◆ WHAT NEEDS TO BE DONE ◆
Take every line where the string "this" appears and copy it.

Dataset records
________

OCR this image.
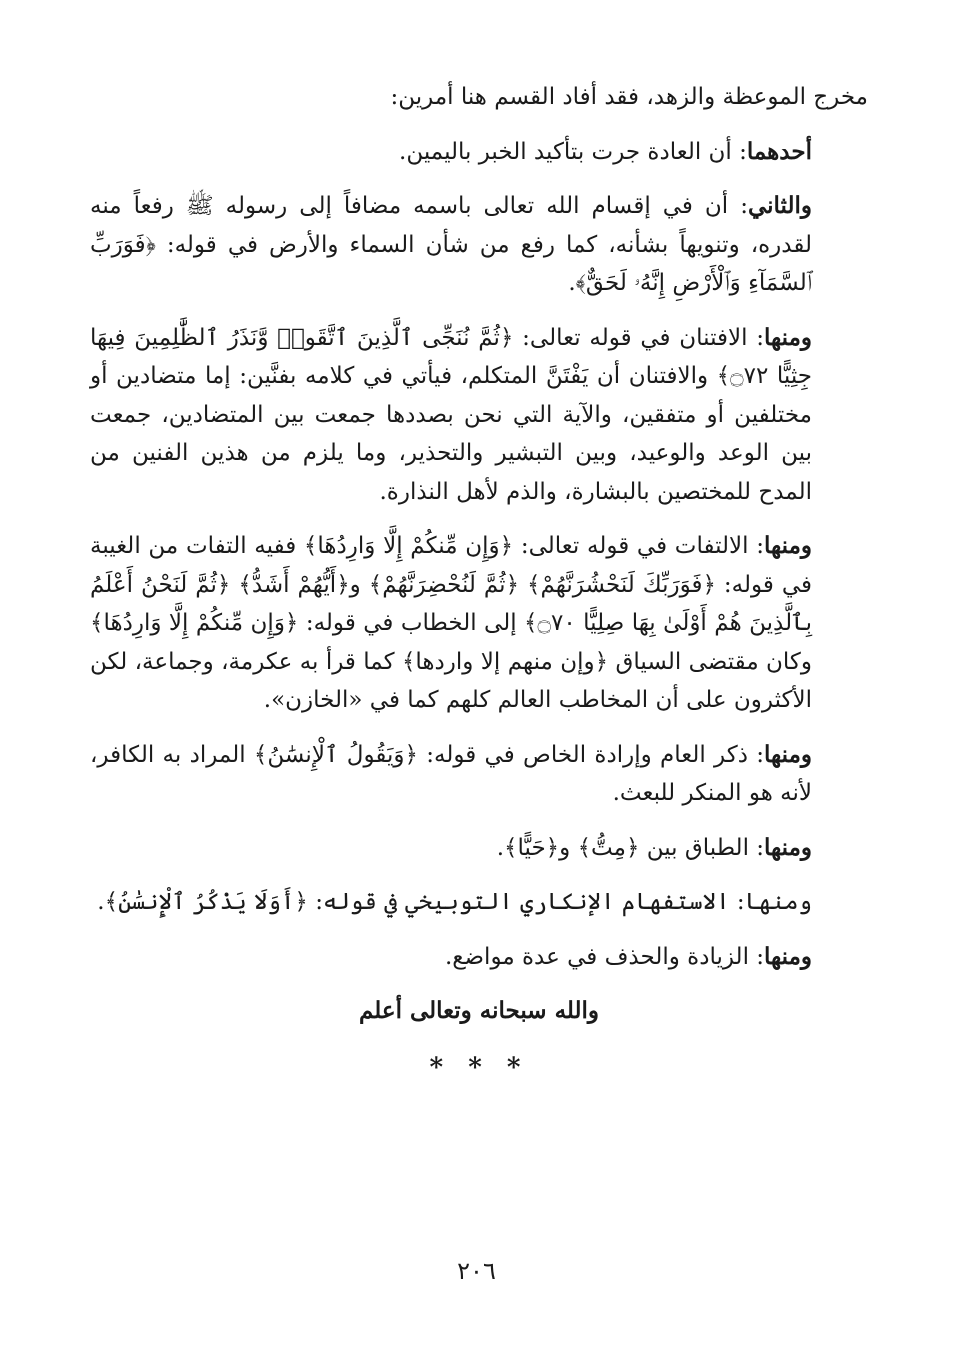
مخرج الموعظة والزهد، فقد أفاد القسم هنا أمرين:

أحدهما: أن العادة جرت بتأكيد الخبر باليمين.

والثاني: أن في إقسام الله تعالى باسمه مضافاً إلى رسوله ﷺ رفعاً منه لقدره، وتنويهاً بشأنه، كما رفع من شأن السماء والأرض في قوله: ﴿فَوَرَبِّ ٱلسَّمَآءِ وَٱلْأَرْضِ إِنَّهُۥ لَحَقٌّ﴾.

ومنها: الافتنان في قوله تعالى: ﴿ثُمَّ نُنَجِّى ٱلَّذِينَ ٱتَّقَوا۟ وَّنَذَرُ ٱلظَّٰلِمِينَ فِيهَا جِثِيًّا ۝٧٢﴾ والافتنان أن يَفْتَنَّ المتكلم، فيأتي في كلامه بفنَّين: إما متضادين أو مختلفين أو متفقين، والآية التي نحن بصددها جمعت بين المتضادين، جمعت بين الوعد والوعيد، وبين التبشير والتحذير، وما يلزم من هذين الفنين من المدح للمختصين بالبشارة، والذم لأهل النذارة.

ومنها: الالتفات في قوله تعالى: ﴿وَإِن مِّنكُمْ إِلَّا وَارِدُهَا﴾ ففيه التفات من الغيبة في قوله: ﴿فَوَرَبِّكَ لَنَحْشُرَنَّهُمْ﴾ ﴿ثُمَّ لَنُحْضِرَنَّهُمْ﴾ و﴿أَيُّهُمْ أَشَدُّ﴾ ﴿ثُمَّ لَنَحْنُ أَعْلَمُ بِٱلَّذِينَ هُمْ أَوْلَىٰ بِهَا صِلِيًّا ۝٧٠﴾ إلى الخطاب في قوله: ﴿وَإِن مِّنكُمْ إِلَّا وَارِدُهَا﴾ وكان مقتضى السياق ﴿وإن منهم إلا واردها﴾ كما قرأ به عكرمة، وجماعة، لكن الأكثرون على أن المخاطب العالم كلهم كما في «الخازن».

ومنها: ذكر العام وإرادة الخاص في قوله: ﴿وَيَقُولُ ٱلْإِنسَٰنُ﴾ المراد به الكافر، لأنه هو المنكر للبعث.

ومنها: الطباق بين ﴿مِتُّ﴾ و﴿حَيًّا﴾.

ومنها: الاستفهام الإنكاري التوبيخي في قوله: ﴿أَوَلَا يَذْكُرُ ٱلْإِنسَٰنُ﴾.

ومنها: الزيادة والحذف في عدة مواضع.

والله سبحانه وتعالى أعلم

* * *

٢٠٦
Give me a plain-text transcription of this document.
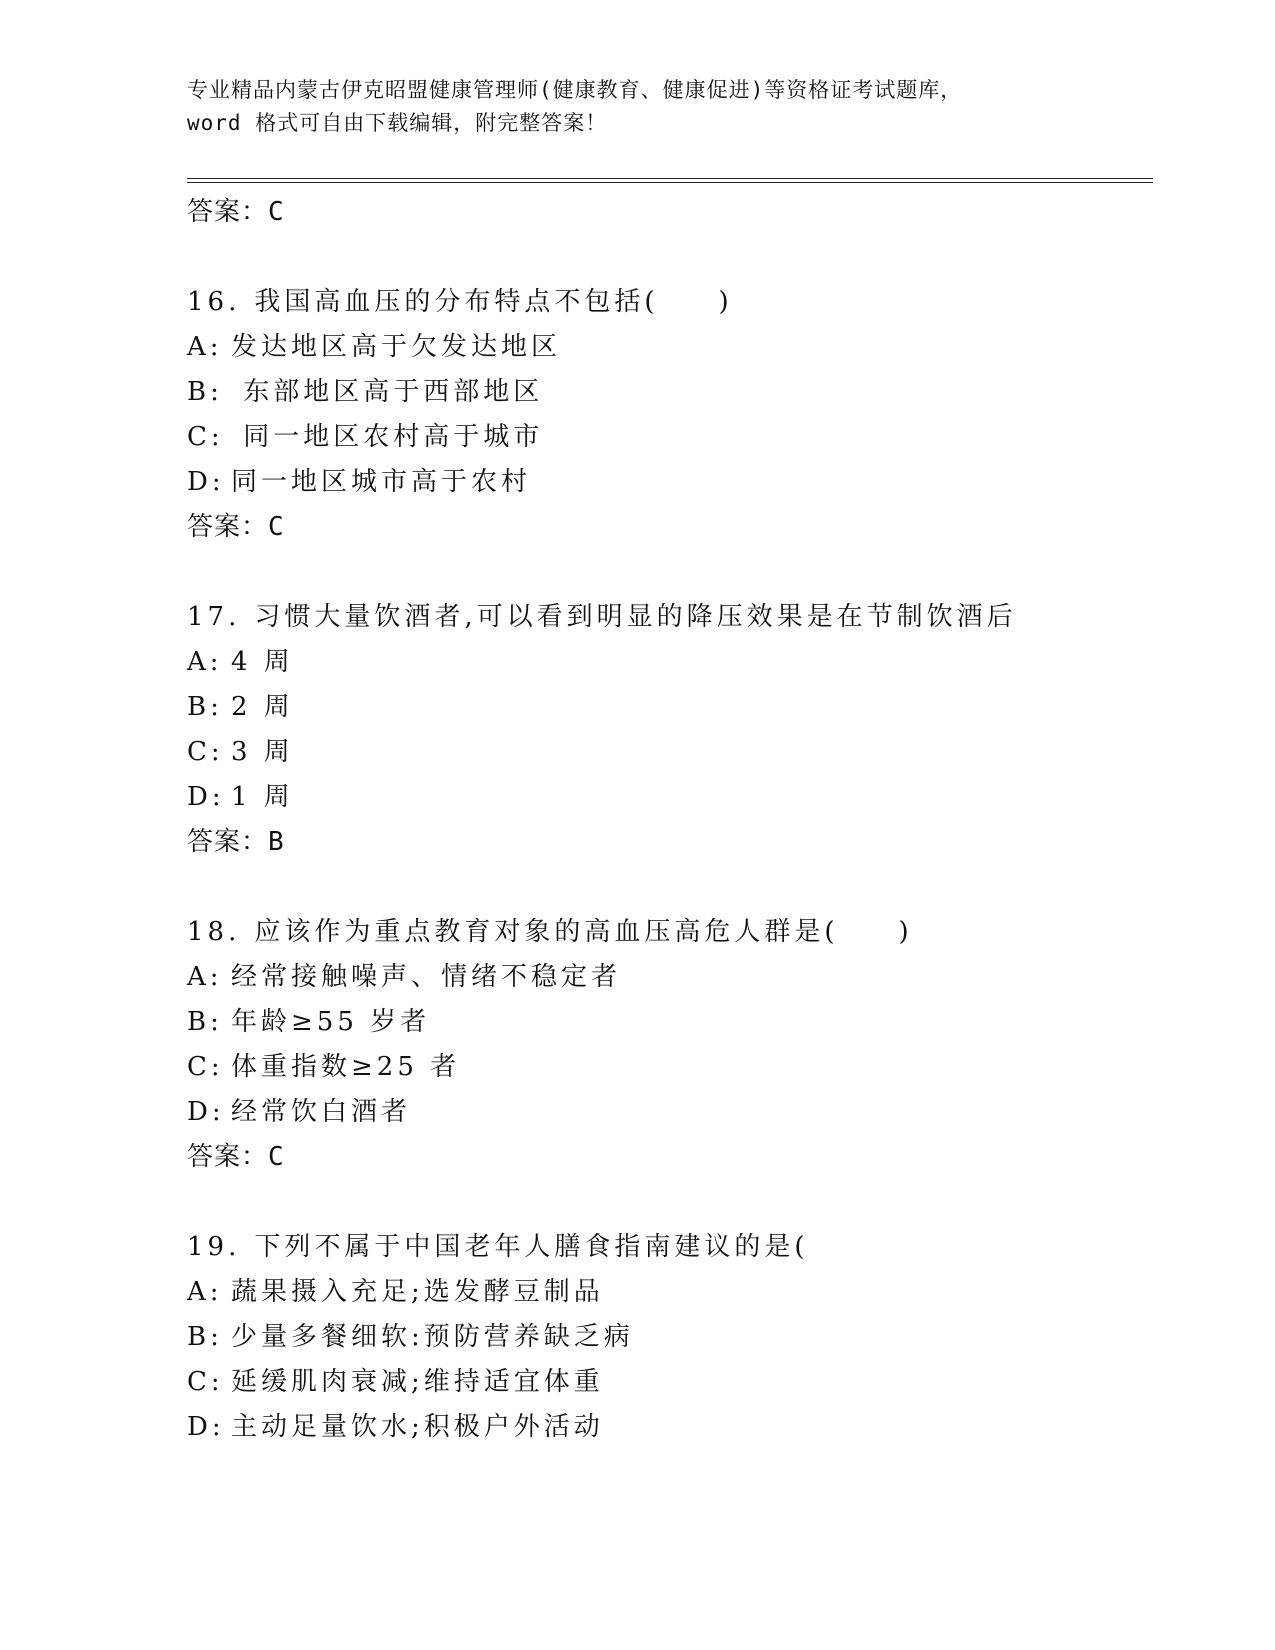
专业精品内蒙古伊克昭盟健康管理师(健康教育、健康促进)等资格证考试题库，
word 格式可自由下载编辑，附完整答案！
答案：C
16. 我国高血压的分布特点不包括(　　)
A: 发达地区高于欠发达地区
B: 东部地区高于西部地区
C: 同一地区农村高于城市
D: 同一地区城市高于农村
答案：C
17. 习惯大量饮酒者,可以看到明显的降压效果是在节制饮酒后
A: 4 周
B: 2 周
C: 3 周
D: 1 周
答案：B
18. 应该作为重点教育对象的高血压高危人群是(　　)
A: 经常接触噪声、情绪不稳定者
B: 年龄≥55 岁者
C: 体重指数≥25 者
D: 经常饮白酒者
答案：C
19. 下列不属于中国老年人膳食指南建议的是(
A: 蔬果摄入充足;选发酵豆制品
B: 少量多餐细软:预防营养缺乏病
C: 延缓肌肉衰减;维持适宜体重
D: 主动足量饮水;积极户外活动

________

◆ ANSWER TO THE PROBLEM ◆
OCR this image.
Give me a plain-text transcription of this document.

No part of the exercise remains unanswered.